+++ Extracted entries

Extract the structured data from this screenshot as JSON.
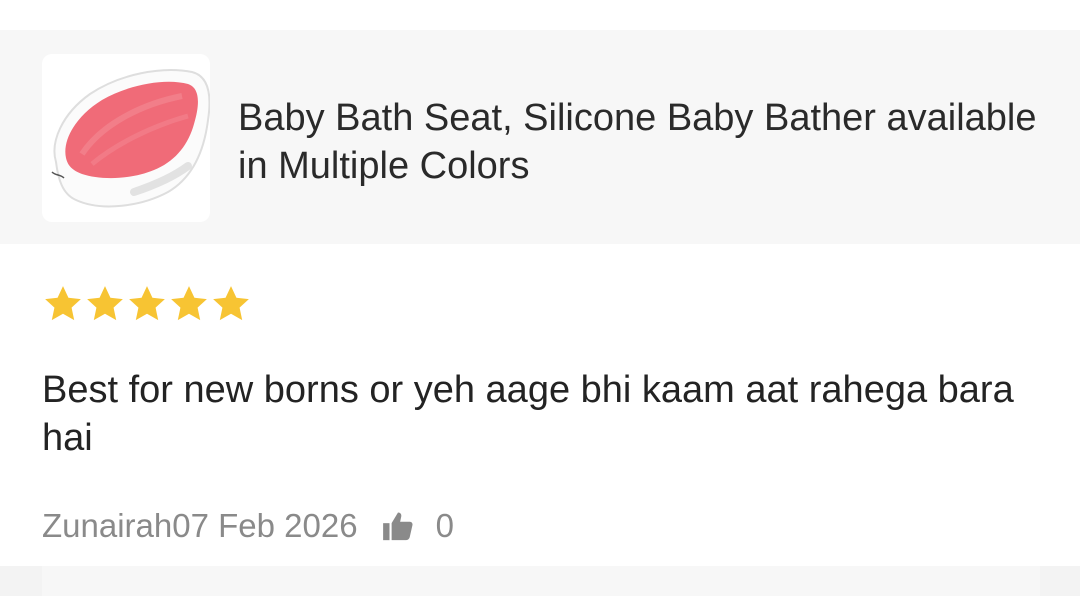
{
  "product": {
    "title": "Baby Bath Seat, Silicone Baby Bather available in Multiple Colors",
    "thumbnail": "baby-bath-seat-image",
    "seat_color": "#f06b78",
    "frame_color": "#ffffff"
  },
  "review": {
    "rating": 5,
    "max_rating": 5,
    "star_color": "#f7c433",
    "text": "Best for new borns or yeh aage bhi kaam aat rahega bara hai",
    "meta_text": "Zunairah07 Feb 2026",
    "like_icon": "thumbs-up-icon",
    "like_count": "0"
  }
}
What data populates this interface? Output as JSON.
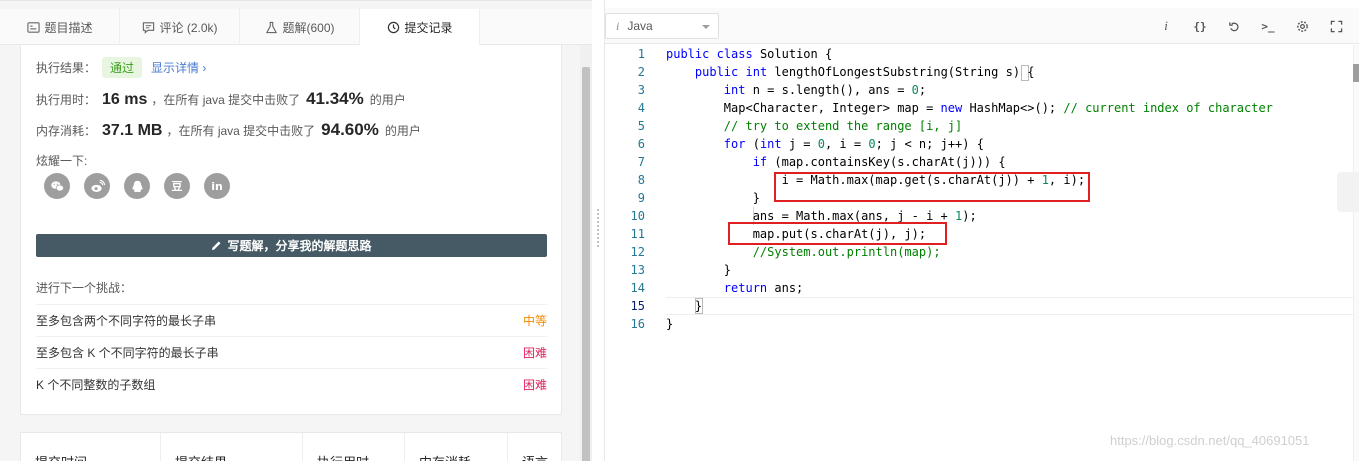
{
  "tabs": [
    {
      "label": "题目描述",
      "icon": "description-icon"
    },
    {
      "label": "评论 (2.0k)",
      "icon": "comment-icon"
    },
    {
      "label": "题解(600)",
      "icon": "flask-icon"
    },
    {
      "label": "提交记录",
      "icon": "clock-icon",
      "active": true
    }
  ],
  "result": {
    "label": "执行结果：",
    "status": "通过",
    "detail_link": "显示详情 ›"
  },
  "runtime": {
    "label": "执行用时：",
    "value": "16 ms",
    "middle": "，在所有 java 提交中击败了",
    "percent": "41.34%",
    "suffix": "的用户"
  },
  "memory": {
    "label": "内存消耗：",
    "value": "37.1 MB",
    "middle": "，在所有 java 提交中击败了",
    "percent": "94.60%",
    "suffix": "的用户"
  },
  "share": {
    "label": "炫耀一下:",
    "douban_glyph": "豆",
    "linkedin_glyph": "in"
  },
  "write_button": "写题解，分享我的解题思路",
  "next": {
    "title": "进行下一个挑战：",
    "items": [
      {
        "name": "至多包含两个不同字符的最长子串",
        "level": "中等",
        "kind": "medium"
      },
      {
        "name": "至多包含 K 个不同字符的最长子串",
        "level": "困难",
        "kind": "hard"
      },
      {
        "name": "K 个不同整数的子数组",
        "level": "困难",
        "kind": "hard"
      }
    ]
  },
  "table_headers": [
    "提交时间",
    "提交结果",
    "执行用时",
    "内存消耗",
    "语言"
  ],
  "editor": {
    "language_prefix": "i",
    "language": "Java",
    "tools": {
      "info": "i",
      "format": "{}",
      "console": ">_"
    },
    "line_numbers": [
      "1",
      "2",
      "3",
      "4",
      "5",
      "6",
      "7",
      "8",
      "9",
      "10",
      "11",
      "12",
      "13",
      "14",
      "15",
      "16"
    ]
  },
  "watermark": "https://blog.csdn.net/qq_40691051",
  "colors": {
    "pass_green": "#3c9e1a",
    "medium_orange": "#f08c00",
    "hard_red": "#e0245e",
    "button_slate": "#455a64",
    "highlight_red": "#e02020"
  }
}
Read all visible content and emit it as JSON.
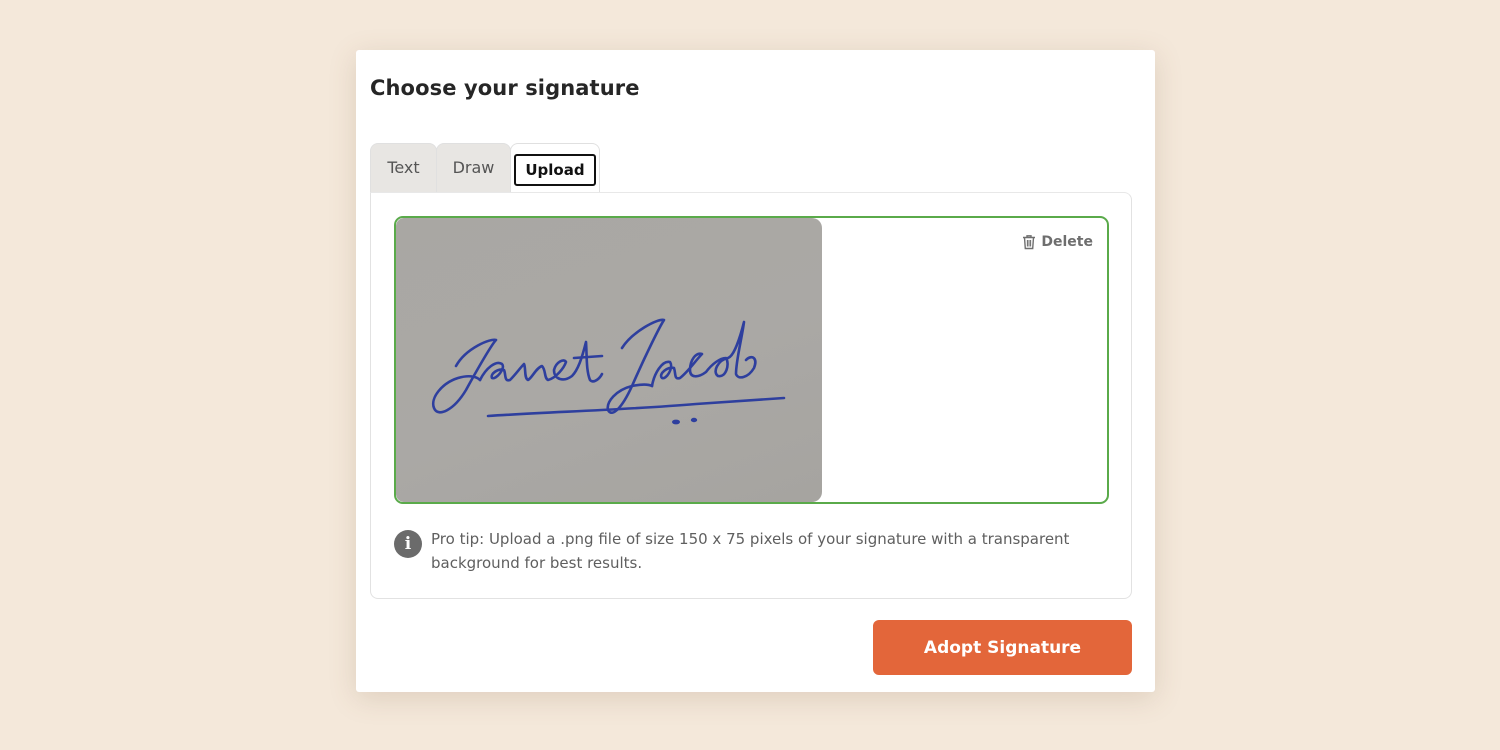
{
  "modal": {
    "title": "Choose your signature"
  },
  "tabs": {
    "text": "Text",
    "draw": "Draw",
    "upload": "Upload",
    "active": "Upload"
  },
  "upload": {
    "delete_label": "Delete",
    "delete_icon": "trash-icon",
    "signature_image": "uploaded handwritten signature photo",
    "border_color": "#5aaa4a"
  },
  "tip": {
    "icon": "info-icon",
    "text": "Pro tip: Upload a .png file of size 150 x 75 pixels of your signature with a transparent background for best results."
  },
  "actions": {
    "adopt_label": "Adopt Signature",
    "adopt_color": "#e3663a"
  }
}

++++++

What you will do
Write out every entry again word for word, without any of the pictures.

Result for this exercise
Extract the structured data from this screenshot as JSON.
{
  "product": {
    "title": "Baby Bath Seat, Silicone Baby Bather available in Multiple Colors",
    "thumbnail": "baby-bath-seat-image",
    "seat_color": "#f06b78",
    "frame_color": "#ffffff"
  },
  "review": {
    "rating": 5,
    "max_rating": 5,
    "star_color": "#f7c433",
    "text": "Best for new borns or yeh aage bhi kaam aat rahega bara hai",
    "meta_text": "Zunairah07 Feb 2026",
    "like_icon": "thumbs-up-icon",
    "like_count": "0"
  }
}
What data populates this interface? Output as JSON.
{
  "tabs": [
    {
      "label": "题目描述",
      "icon": "description-icon"
    },
    {
      "label": "评论 (2.0k)",
      "icon": "comment-icon"
    },
    {
      "label": "题解(600)",
      "icon": "flask-icon"
    },
    {
      "label": "提交记录",
      "icon": "clock-icon",
      "active": true
    }
  ],
  "result": {
    "label": "执行结果：",
    "status": "通过",
    "detail_link": "显示详情 ›"
  },
  "runtime": {
    "label": "执行用时：",
    "value": "16 ms",
    "middle": "，在所有 java 提交中击败了",
    "percent": "41.34%",
    "suffix": "的用户"
  },
  "memory": {
    "label": "内存消耗：",
    "value": "37.1 MB",
    "middle": "，在所有 java 提交中击败了",
    "percent": "94.60%",
    "suffix": "的用户"
  },
  "share": {
    "label": "炫耀一下:",
    "douban_glyph": "豆",
    "linkedin_glyph": "in"
  },
  "write_button": "写题解，分享我的解题思路",
  "next": {
    "title": "进行下一个挑战：",
    "items": [
      {
        "name": "至多包含两个不同字符的最长子串",
        "level": "中等",
        "kind": "medium"
      },
      {
        "name": "至多包含 K 个不同字符的最长子串",
        "level": "困难",
        "kind": "hard"
      },
      {
        "name": "K 个不同整数的子数组",
        "level": "困难",
        "kind": "hard"
      }
    ]
  },
  "table_headers": [
    "提交时间",
    "提交结果",
    "执行用时",
    "内存消耗",
    "语言"
  ],
  "editor": {
    "language_prefix": "i",
    "language": "Java",
    "tools": {
      "info": "i",
      "format": "{}",
      "console": ">_"
    },
    "line_numbers": [
      "1",
      "2",
      "3",
      "4",
      "5",
      "6",
      "7",
      "8",
      "9",
      "10",
      "11",
      "12",
      "13",
      "14",
      "15",
      "16"
    ]
  },
  "watermark": "https://blog.csdn.net/qq_40691051",
  "colors": {
    "pass_green": "#3c9e1a",
    "medium_orange": "#f08c00",
    "hard_red": "#e0245e",
    "button_slate": "#455a64",
    "highlight_red": "#e02020"
  }
}
Read all visible content and emit it as JSON.
{
  "modal": {
    "title": "Choose your signature"
  },
  "tabs": {
    "text": "Text",
    "draw": "Draw",
    "upload": "Upload",
    "active": "Upload"
  },
  "upload": {
    "delete_label": "Delete",
    "delete_icon": "trash-icon",
    "signature_image": "uploaded handwritten signature photo",
    "border_color": "#5aaa4a"
  },
  "tip": {
    "icon": "info-icon",
    "text": "Pro tip: Upload a .png file of size 150 x 75 pixels of your signature with a transparent background for best results."
  },
  "actions": {
    "adopt_label": "Adopt Signature",
    "adopt_color": "#e3663a"
  }
}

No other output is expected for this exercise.